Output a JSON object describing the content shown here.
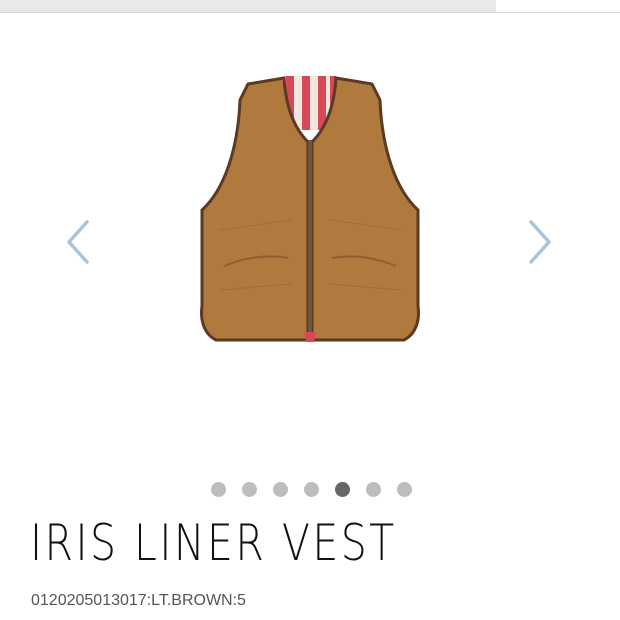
{
  "product": {
    "name": "IRIS LINER VEST",
    "sku": "0120205013017:LT.BROWN:5",
    "image_icon": "vest-image"
  },
  "carousel": {
    "prev_icon": "chevron-left-icon",
    "next_icon": "chevron-right-icon",
    "slide_count": 7,
    "active_slide": 5
  },
  "colors": {
    "arrow": "#a9c4d6",
    "dot": "#bdbdbd",
    "dot_active": "#666666",
    "vest_body": "#b07a3e",
    "vest_trim": "#5a3a22",
    "lining_red": "#d64a55"
  }
}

■ ■ ■

## The exercise
Transcribe every entry word for word, but omit the pictures.

## Response to the task
Output a JSON object describing the content shown here.
{
  "product": {
    "name": "IRIS LINER VEST",
    "sku": "0120205013017:LT.BROWN:5",
    "image_icon": "vest-image"
  },
  "carousel": {
    "prev_icon": "chevron-left-icon",
    "next_icon": "chevron-right-icon",
    "slide_count": 7,
    "active_slide": 5
  },
  "colors": {
    "arrow": "#a9c4d6",
    "dot": "#bdbdbd",
    "dot_active": "#666666",
    "vest_body": "#b07a3e",
    "vest_trim": "#5a3a22",
    "lining_red": "#d64a55"
  }
}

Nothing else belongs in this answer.